*** RECORDS TO PROCESS ***

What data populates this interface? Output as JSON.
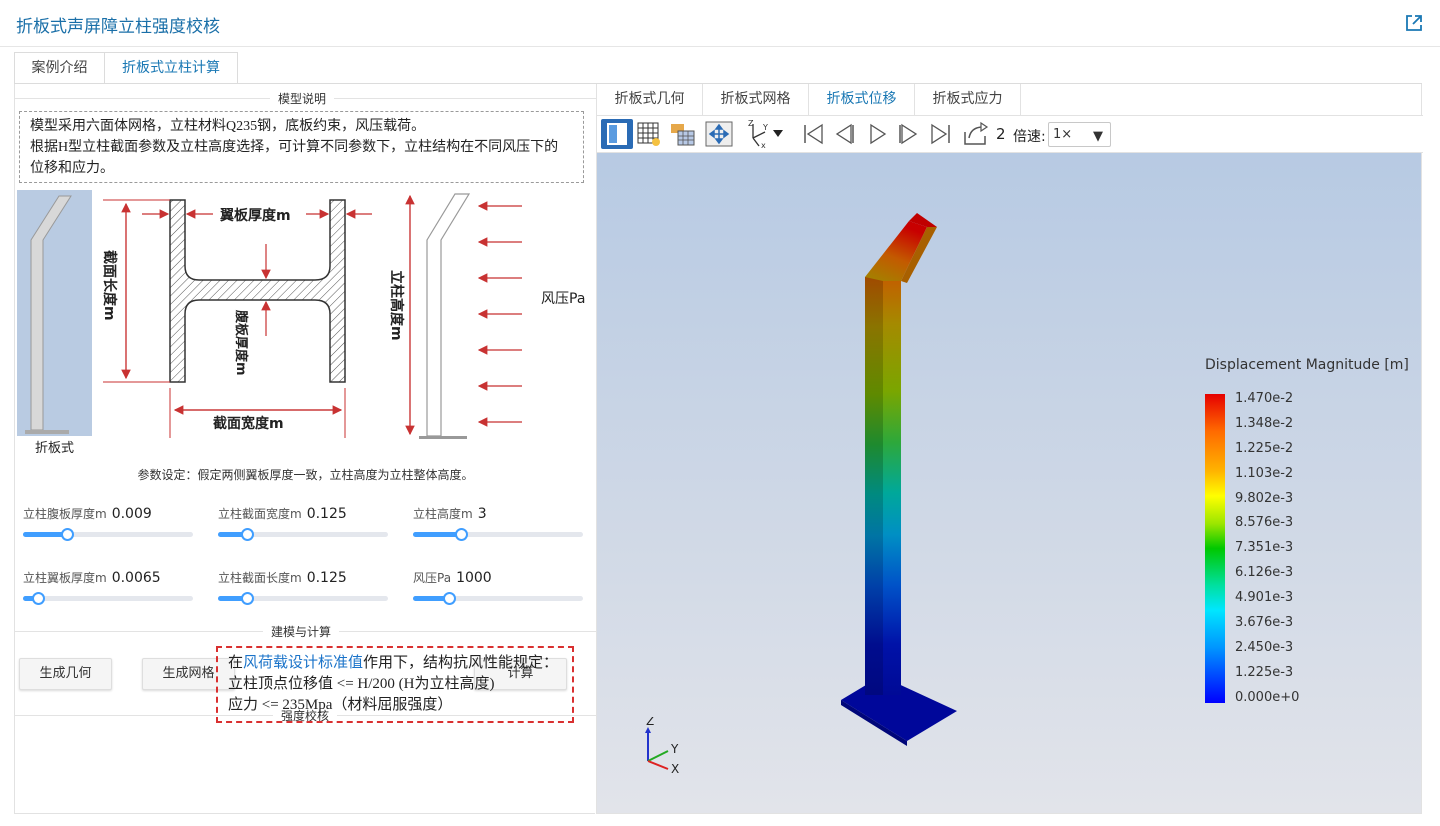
{
  "app": {
    "title": "折板式声屏障立柱强度校核"
  },
  "outer_tabs": [
    {
      "label": "案例介绍"
    },
    {
      "label": "折板式立柱计算"
    }
  ],
  "model_section": {
    "title": "模型说明",
    "lines": [
      "模型采用六面体网格，立柱材料Q235钢，底板约束，风压载荷。",
      "根据H型立柱截面参数及立柱高度选择，可计算不同参数下，立柱结构在不同风压下的",
      "位移和应力。"
    ]
  },
  "diagram": {
    "thumb_caption": "折板式",
    "flange_label": "翼板厚度m",
    "section_length_label": "截面长度m",
    "web_label": "腹板厚度m",
    "section_width_label": "截面宽度m",
    "height_label": "立柱高度m",
    "wind_label": "风压Pa"
  },
  "params": {
    "note": "参数设定：假定两侧翼板厚度一致，立柱高度为立柱整体高度。",
    "sliders": [
      {
        "label": "立柱腹板厚度m",
        "value": "0.009",
        "fraction": 0.26
      },
      {
        "label": "立柱截面宽度m",
        "value": "0.125",
        "fraction": 0.17
      },
      {
        "label": "立柱高度m",
        "value": "3",
        "fraction": 0.28
      },
      {
        "label": "立柱翼板厚度m",
        "value": "0.0065",
        "fraction": 0.09
      },
      {
        "label": "立柱截面长度m",
        "value": "0.125",
        "fraction": 0.17
      },
      {
        "label": "风压Pa",
        "value": "1000",
        "fraction": 0.21
      }
    ]
  },
  "compute_section": {
    "title": "建模与计算",
    "gen_geometry": "生成几何",
    "gen_mesh": "生成网格",
    "compute": "计算"
  },
  "strength_section": {
    "title": "强度校核",
    "prefix": "在",
    "link": "风荷载设计标准值",
    "suffix": "作用下，结构抗风性能规定：",
    "line2": "立柱顶点位移值 <= H/200 (H为立柱高度)",
    "line3": "应力 <= 235Mpa（材料屈服强度）"
  },
  "view_tabs": [
    {
      "label": "折板式几何"
    },
    {
      "label": "折板式网格"
    },
    {
      "label": "折板式位移"
    },
    {
      "label": "折板式应力"
    }
  ],
  "toolbar": {
    "frame": "2",
    "speed_label": "倍速:",
    "speed_value": "1×"
  },
  "legend": {
    "title": "Displacement Magnitude [m]",
    "values": [
      "1.470e-2",
      "1.348e-2",
      "1.225e-2",
      "1.103e-2",
      "9.802e-3",
      "8.576e-3",
      "7.351e-3",
      "6.126e-3",
      "4.901e-3",
      "3.676e-3",
      "2.450e-3",
      "1.225e-3",
      "0.000e+0"
    ]
  },
  "axes": {
    "x": "X",
    "y": "Y",
    "z": "Z"
  },
  "colors": {
    "accent": "#1a78b4",
    "slider": "#409eff",
    "dimension": "#c83232",
    "alert_border": "#d93030"
  }
}
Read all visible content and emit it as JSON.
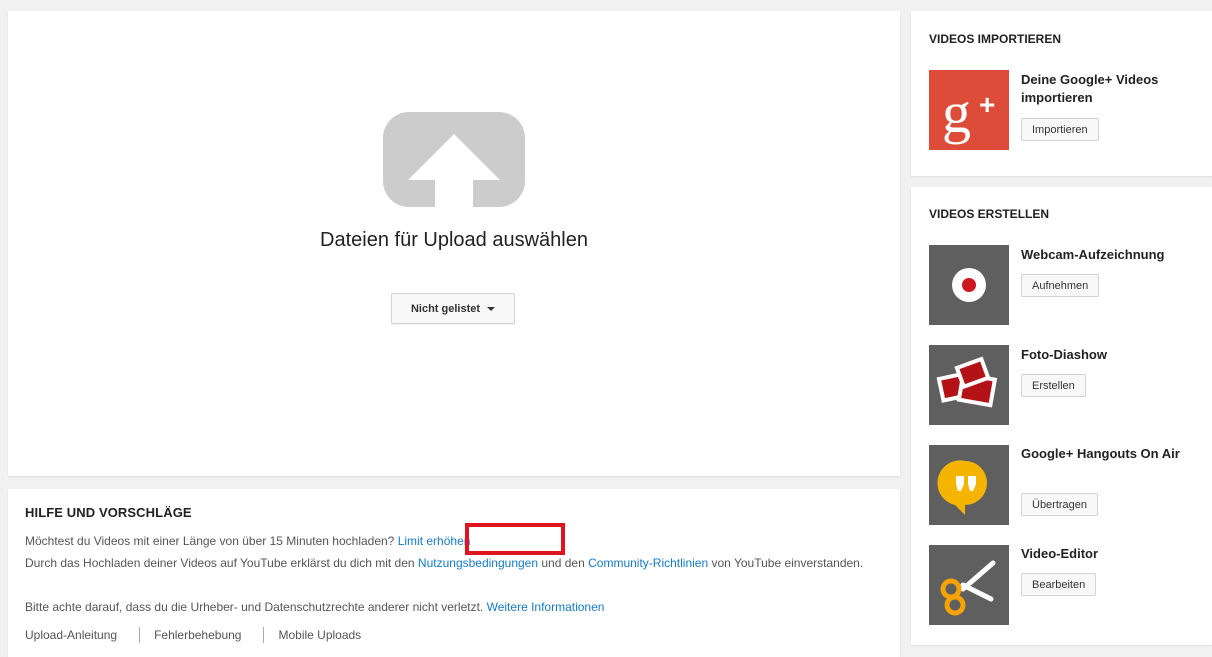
{
  "upload": {
    "title": "Dateien für Upload auswählen",
    "privacy_label": "Nicht gelistet"
  },
  "help": {
    "heading": "HILFE UND VORSCHLÄGE",
    "line1_text": "Möchtest du Videos mit einer Länge von über 15 Minuten hochladen?",
    "line1_link": "Limit erhöhen",
    "line2_prefix": "Durch das Hochladen deiner Videos auf YouTube erklärst du dich mit den",
    "line2_link1": "Nutzungsbedingungen",
    "line2_mid": "und den",
    "line2_link2": "Community-Richtlinien",
    "line2_suffix": "von YouTube einverstanden.",
    "line3_text": "Bitte achte darauf, dass du die Urheber- und Datenschutzrechte anderer nicht verletzt.",
    "line3_link": "Weitere Informationen",
    "links": [
      "Upload-Anleitung",
      "Fehlerbehebung",
      "Mobile Uploads"
    ]
  },
  "import_section": {
    "heading": "VIDEOS IMPORTIEREN",
    "item_title": "Deine Google+ Videos importieren",
    "button": "Importieren",
    "icon": "google-plus-icon"
  },
  "create_section": {
    "heading": "VIDEOS ERSTELLEN",
    "items": [
      {
        "title": "Webcam-Aufzeichnung",
        "button": "Aufnehmen",
        "icon": "webcam-record-icon"
      },
      {
        "title": "Foto-Diashow",
        "button": "Erstellen",
        "icon": "photo-slideshow-icon"
      },
      {
        "title": "Google+ Hangouts On Air",
        "button": "Übertragen",
        "icon": "hangouts-icon"
      },
      {
        "title": "Video-Editor",
        "button": "Bearbeiten",
        "icon": "video-editor-icon"
      }
    ]
  },
  "colors": {
    "link": "#167ac6",
    "highlight": "#e0141e",
    "google_plus_red": "#dd4b39",
    "tile_gray": "#5f5f5f",
    "upload_icon_gray": "#cccccc",
    "hangouts_yellow": "#f4b400"
  }
}
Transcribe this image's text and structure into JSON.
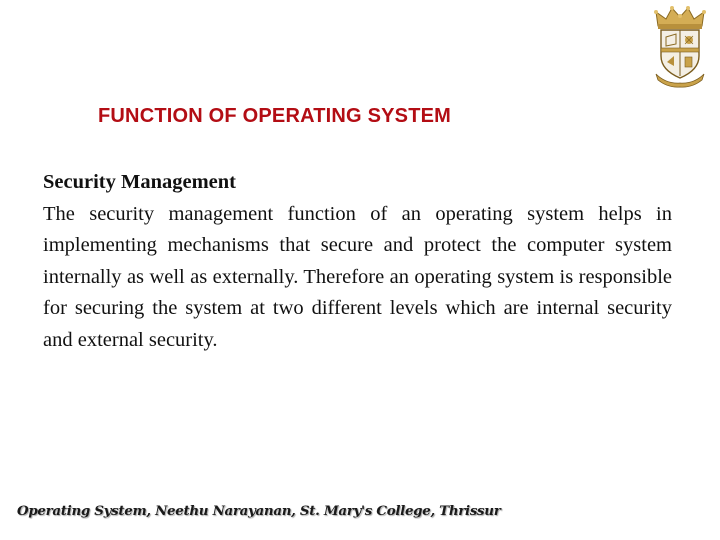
{
  "slide": {
    "title": "FUNCTION OF OPERATING SYSTEM",
    "section_heading": "Security Management",
    "body": "The security management function of an operating system helps in implementing mechanisms that secure and protect the computer system internally as well as externally. Therefore an operating system is responsible for securing the system at two different levels which are internal security and external security.",
    "footer": "Operating System, Neethu Narayanan, St. Mary's College, Thrissur"
  },
  "logo": {
    "icon": "college-crest-icon",
    "colors": {
      "gold": "#c9a24a",
      "dark_gold": "#8a6a22",
      "shield": "#f4efe4",
      "outline": "#7a5c1e"
    }
  },
  "colors": {
    "title": "#b30d14",
    "text": "#111111",
    "background": "#ffffff"
  }
}
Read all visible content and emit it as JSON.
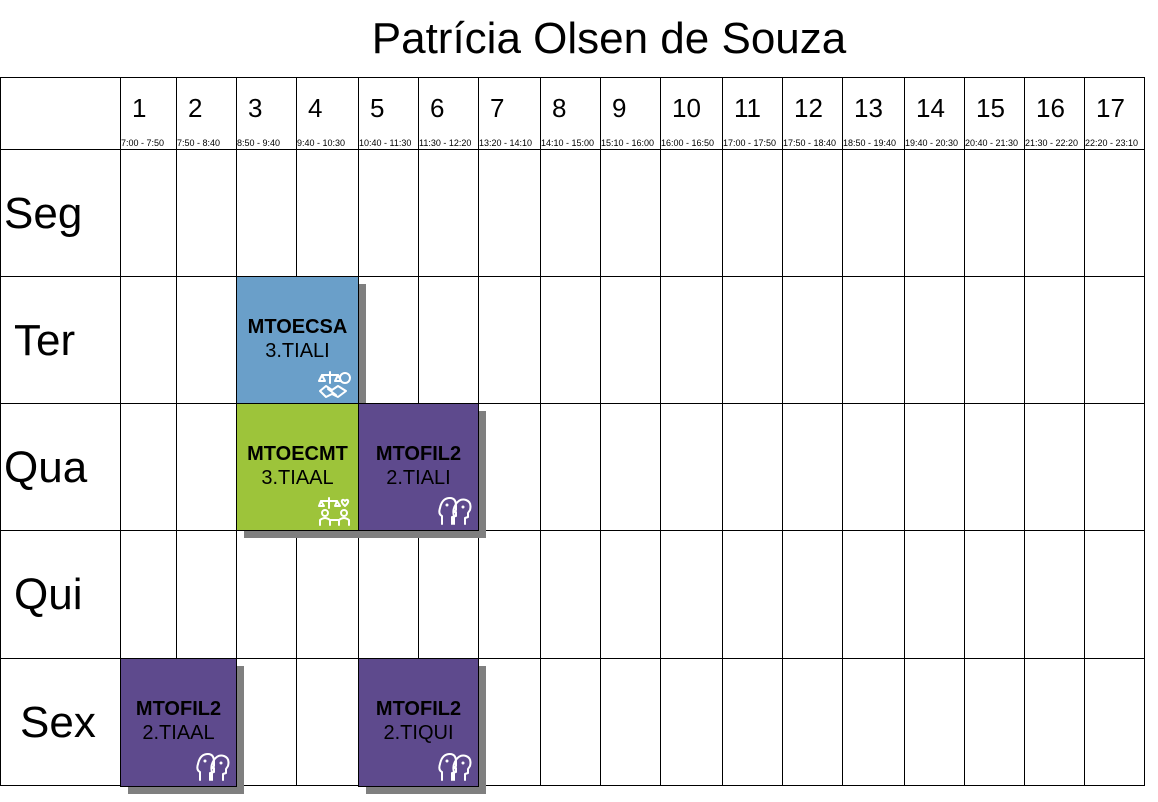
{
  "title": "Patrícia Olsen de Souza",
  "periods": [
    {
      "num": "1",
      "time": "7:00 - 7:50"
    },
    {
      "num": "2",
      "time": "7:50 - 8:40"
    },
    {
      "num": "3",
      "time": "8:50 - 9:40"
    },
    {
      "num": "4",
      "time": "9:40 - 10:30"
    },
    {
      "num": "5",
      "time": "10:40 - 11:30"
    },
    {
      "num": "6",
      "time": "11:30 - 12:20"
    },
    {
      "num": "7",
      "time": "13:20 - 14:10"
    },
    {
      "num": "8",
      "time": "14:10 - 15:00"
    },
    {
      "num": "9",
      "time": "15:10 - 16:00"
    },
    {
      "num": "10",
      "time": "16:00 - 16:50"
    },
    {
      "num": "11",
      "time": "17:00 - 17:50"
    },
    {
      "num": "12",
      "time": "17:50 - 18:40"
    },
    {
      "num": "13",
      "time": "18:50 - 19:40"
    },
    {
      "num": "14",
      "time": "19:40 - 20:30"
    },
    {
      "num": "15",
      "time": "20:40 - 21:30"
    },
    {
      "num": "16",
      "time": "21:30 - 22:20"
    },
    {
      "num": "17",
      "time": "22:20 - 23:10"
    }
  ],
  "days": [
    "Seg",
    "Ter",
    "Qua",
    "Qui",
    "Sex"
  ],
  "classes": [
    {
      "day": "Ter",
      "periods": [
        3,
        4
      ],
      "code": "MTOECSA",
      "group": "3.TIALI",
      "color": "#6a9fc9",
      "icon": "scales-handshake-icon"
    },
    {
      "day": "Qua",
      "periods": [
        3,
        4
      ],
      "code": "MTOECMT",
      "group": "3.TIAAL",
      "color": "#9dc43a",
      "icon": "scales-people-icon"
    },
    {
      "day": "Qua",
      "periods": [
        5,
        6
      ],
      "code": "MTOFIL2",
      "group": "2.TIALI",
      "color": "#5e4a8d",
      "icon": "philosophy-heads-icon"
    },
    {
      "day": "Sex",
      "periods": [
        1,
        2
      ],
      "code": "MTOFIL2",
      "group": "2.TIAAL",
      "color": "#5e4a8d",
      "icon": "philosophy-heads-icon"
    },
    {
      "day": "Sex",
      "periods": [
        5,
        6
      ],
      "code": "MTOFIL2",
      "group": "2.TIQUI",
      "color": "#5e4a8d",
      "icon": "philosophy-heads-icon"
    }
  ]
}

***

Give only the count of lines in this material that contain the string "button".

5